**Given instruction:** Find each line containing the string "广西限制类医疗技术". Copy it.

++++++++++++++++++++

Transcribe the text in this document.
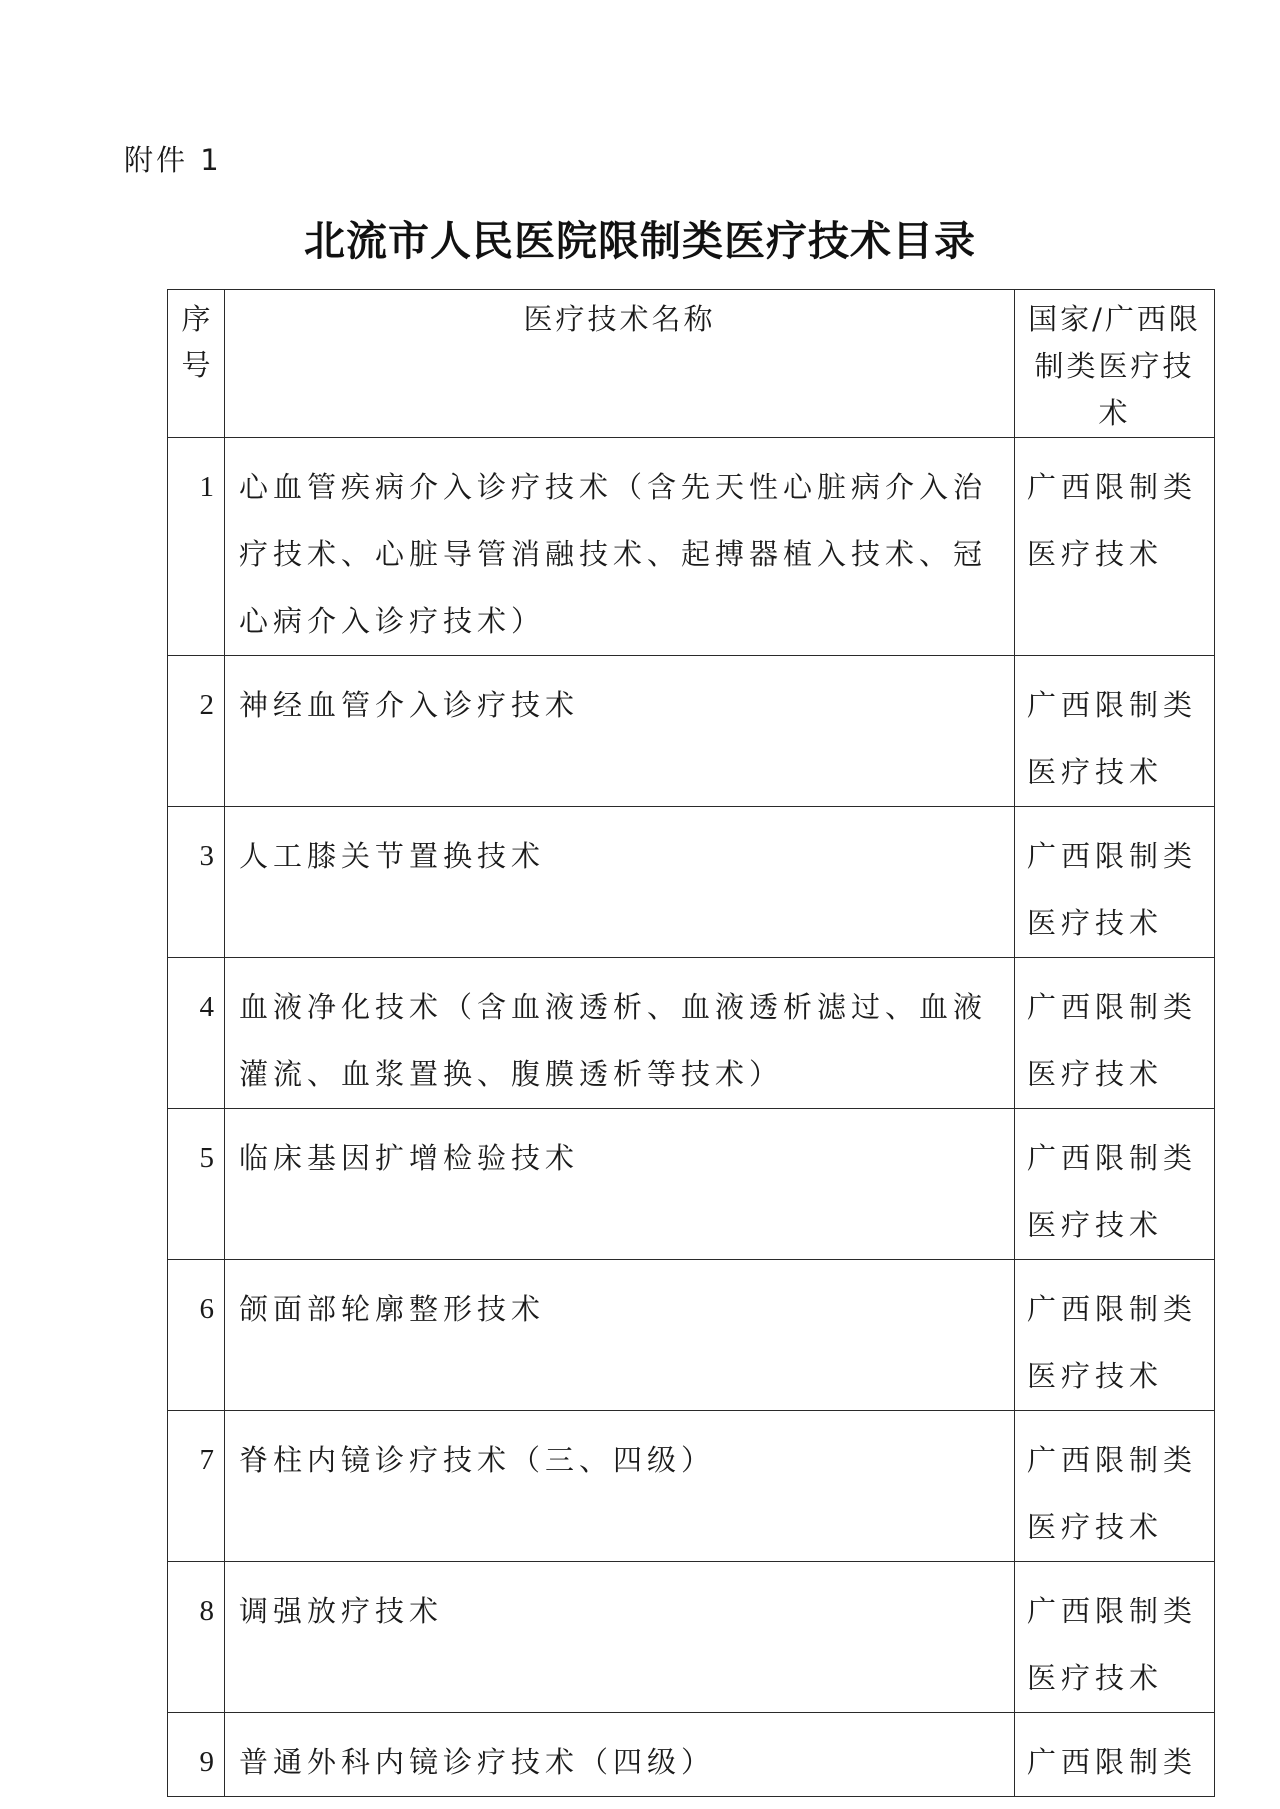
附件 1
北流市人民医院限制类医疗技术目录
序号	医疗技术名称	国家/广西限制类医疗技术
1	心血管疾病介入诊疗技术（含先天性心脏病介入治疗技术、心脏导管消融技术、起搏器植入技术、冠心病介入诊疗技术）	广西限制类医疗技术

2	神经血管介入诊疗技术	广西限制类医疗技术

3	人工膝关节置换技术	广西限制类医疗技术

4	血液净化技术（含血液透析、血液透析滤过、血液灌流、血浆置换、腹膜透析等技术）	广西限制类医疗技术

5	临床基因扩增检验技术	广西限制类医疗技术

6	颌面部轮廓整形技术	广西限制类医疗技术

7	脊柱内镜诊疗技术（三、四级）	广西限制类医疗技术

8	调强放疗技术	广西限制类医疗技术

9	普通外科内镜诊疗技术（四级）	广西限制类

++++++++++++++++++++

**Output for this exercise:**
序号	医疗技术名称	国家/广西限制类医疗技术
1	心血管疾病介入诊疗技术（含先天性心脏病介入治疗技术、心脏导管消融技术、起搏器植入技术、冠心病介入诊疗技术）	广西限制类医疗技术
2	神经血管介入诊疗技术	广西限制类医疗技术
3	人工膝关节置换技术	广西限制类医疗技术
4	血液净化技术（含血液透析、血液透析滤过、血液灌流、血浆置换、腹膜透析等技术）	广西限制类医疗技术
5	临床基因扩增检验技术	广西限制类医疗技术
6	颌面部轮廓整形技术	广西限制类医疗技术
7	脊柱内镜诊疗技术（三、四级）	广西限制类医疗技术
8	调强放疗技术	广西限制类医疗技术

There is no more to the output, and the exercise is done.